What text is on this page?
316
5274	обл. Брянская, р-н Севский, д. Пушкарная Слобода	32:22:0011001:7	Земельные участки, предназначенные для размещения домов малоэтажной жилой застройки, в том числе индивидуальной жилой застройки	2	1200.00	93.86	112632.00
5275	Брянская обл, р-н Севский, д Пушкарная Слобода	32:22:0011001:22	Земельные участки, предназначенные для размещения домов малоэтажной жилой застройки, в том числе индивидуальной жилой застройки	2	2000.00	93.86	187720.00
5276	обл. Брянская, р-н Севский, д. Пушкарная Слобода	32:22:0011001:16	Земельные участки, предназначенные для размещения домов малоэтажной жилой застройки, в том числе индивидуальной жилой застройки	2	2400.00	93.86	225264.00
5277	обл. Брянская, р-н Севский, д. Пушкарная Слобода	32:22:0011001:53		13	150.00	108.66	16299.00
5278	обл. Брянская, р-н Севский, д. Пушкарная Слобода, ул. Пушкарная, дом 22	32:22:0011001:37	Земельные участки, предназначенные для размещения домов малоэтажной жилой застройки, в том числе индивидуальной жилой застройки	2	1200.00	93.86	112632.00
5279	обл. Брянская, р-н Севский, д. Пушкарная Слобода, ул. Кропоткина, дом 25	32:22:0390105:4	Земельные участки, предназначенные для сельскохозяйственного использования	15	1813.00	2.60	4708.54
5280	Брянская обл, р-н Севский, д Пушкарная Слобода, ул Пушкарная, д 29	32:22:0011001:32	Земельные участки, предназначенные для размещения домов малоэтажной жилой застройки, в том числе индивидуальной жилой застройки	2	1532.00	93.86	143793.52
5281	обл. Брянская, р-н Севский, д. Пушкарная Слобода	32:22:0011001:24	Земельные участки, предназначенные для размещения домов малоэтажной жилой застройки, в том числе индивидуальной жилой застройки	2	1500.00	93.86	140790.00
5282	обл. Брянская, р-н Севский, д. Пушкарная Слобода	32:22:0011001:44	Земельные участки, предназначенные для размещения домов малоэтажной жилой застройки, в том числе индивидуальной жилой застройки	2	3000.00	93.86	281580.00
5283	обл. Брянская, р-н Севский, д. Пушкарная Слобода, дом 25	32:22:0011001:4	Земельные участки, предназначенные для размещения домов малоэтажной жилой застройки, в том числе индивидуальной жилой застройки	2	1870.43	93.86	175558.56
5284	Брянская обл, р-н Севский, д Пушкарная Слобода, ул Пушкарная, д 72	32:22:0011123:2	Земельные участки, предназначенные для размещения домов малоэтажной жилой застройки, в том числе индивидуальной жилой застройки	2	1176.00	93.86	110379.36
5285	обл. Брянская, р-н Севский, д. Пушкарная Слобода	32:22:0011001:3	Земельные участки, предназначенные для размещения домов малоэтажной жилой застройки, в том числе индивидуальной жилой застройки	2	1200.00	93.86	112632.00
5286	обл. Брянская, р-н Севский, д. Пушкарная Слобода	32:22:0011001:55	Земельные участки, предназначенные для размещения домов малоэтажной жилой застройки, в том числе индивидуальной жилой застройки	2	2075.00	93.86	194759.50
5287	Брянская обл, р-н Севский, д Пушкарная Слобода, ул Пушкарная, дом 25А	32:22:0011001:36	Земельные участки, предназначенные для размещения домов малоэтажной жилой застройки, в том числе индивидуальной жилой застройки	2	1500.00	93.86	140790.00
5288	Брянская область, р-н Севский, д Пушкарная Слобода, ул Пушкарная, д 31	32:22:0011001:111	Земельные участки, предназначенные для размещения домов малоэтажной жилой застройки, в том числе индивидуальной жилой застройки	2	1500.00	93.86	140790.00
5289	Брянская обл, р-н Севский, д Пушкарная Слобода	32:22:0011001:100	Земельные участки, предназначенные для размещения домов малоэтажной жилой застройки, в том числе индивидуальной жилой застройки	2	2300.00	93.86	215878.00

○ ○ ○

* GIVEN INSTRUCTION: Write out every entry verbatim.

* WRITTEN RESPONSE:
What text is on this page?
316
5274	обл. Брянская, р-н Севский, д. Пушкарная Слобода	32:22:0011001:7	Земельные участки, предназначенные для размещения домов малоэтажной жилой застройки, в том числе индивидуальной жилой застройки	2	1200.00	93.86	112632.00
5275	Брянская обл, р-н Севский, д Пушкарная Слобода	32:22:0011001:22	Земельные участки, предназначенные для размещения домов малоэтажной жилой застройки, в том числе индивидуальной жилой застройки	2	2000.00	93.86	187720.00
5276	обл. Брянская, р-н Севский, д. Пушкарная Слобода	32:22:0011001:16	Земельные участки, предназначенные для размещения домов малоэтажной жилой застройки, в том числе индивидуальной жилой застройки	2	2400.00	93.86	225264.00
5277	обл. Брянская, р-н Севский, д. Пушкарная Слобода	32:22:0011001:53		13	150.00	108.66	16299.00
5278	обл. Брянская, р-н Севский, д. Пушкарная Слобода, ул. Пушкарная, дом 22	32:22:0011001:37	Земельные участки, предназначенные для размещения домов малоэтажной жилой застройки, в том числе индивидуальной жилой застройки	2	1200.00	93.86	112632.00
5279	обл. Брянская, р-н Севский, д. Пушкарная Слобода, ул. Кропоткина, дом 25	32:22:0390105:4	Земельные участки, предназначенные для сельскохозяйственного использования	15	1813.00	2.60	4708.54
5280	Брянская обл, р-н Севский, д Пушкарная Слобода, ул Пушкарная, д 29	32:22:0011001:32	Земельные участки, предназначенные для размещения домов малоэтажной жилой застройки, в том числе индивидуальной жилой застройки	2	1532.00	93.86	143793.52
5281	обл. Брянская, р-н Севский, д. Пушкарная Слобода	32:22:0011001:24	Земельные участки, предназначенные для размещения домов малоэтажной жилой застройки, в том числе индивидуальной жилой застройки	2	1500.00	93.86	140790.00
5282	обл. Брянская, р-н Севский, д. Пушкарная Слобода	32:22:0011001:44	Земельные участки, предназначенные для размещения домов малоэтажной жилой застройки, в том числе индивидуальной жилой застройки	2	3000.00	93.86	281580.00
5283	обл. Брянская, р-н Севский, д. Пушкарная Слобода, дом 25	32:22:0011001:4	Земельные участки, предназначенные для размещения домов малоэтажной жилой застройки, в том числе индивидуальной жилой застройки	2	1870.43	93.86	175558.56
5284	Брянская обл, р-н Севский, д Пушкарная Слобода, ул Пушкарная, д 72	32:22:0011123:2	Земельные участки, предназначенные для размещения домов малоэтажной жилой застройки, в том числе индивидуальной жилой застройки	2	1176.00	93.86	110379.36
5285	обл. Брянская, р-н Севский, д. Пушкарная Слобода	32:22:0011001:3	Земельные участки, предназначенные для размещения домов малоэтажной жилой застройки, в том числе индивидуальной жилой застройки	2	1200.00	93.86	112632.00
5286	обл. Брянская, р-н Севский, д. Пушкарная Слобода	32:22:0011001:55	Земельные участки, предназначенные для размещения домов малоэтажной жилой застройки, в том числе индивидуальной жилой застройки	2	2075.00	93.86	194759.50
5287	Брянская обл, р-н Севский, д Пушкарная Слобода, ул Пушкарная, дом 25А	32:22:0011001:36	Земельные участки, предназначенные для размещения домов малоэтажной жилой застройки, в том числе индивидуальной жилой застройки	2	1500.00	93.86	140790.00
5288	Брянская область, р-н Севский, д Пушкарная Слобода, ул Пушкарная, д 31	32:22:0011001:111	Земельные участки, предназначенные для размещения домов малоэтажной жилой застройки, в том числе индивидуальной жилой застройки	2	1500.00	93.86	140790.00
5289	Брянская обл, р-н Севский, д Пушкарная Слобода	32:22:0011001:100	Земельные участки, предназначенные для размещения домов малоэтажной жилой застройки, в том числе индивидуальной жилой застройки	2	2300.00	93.86	215878.00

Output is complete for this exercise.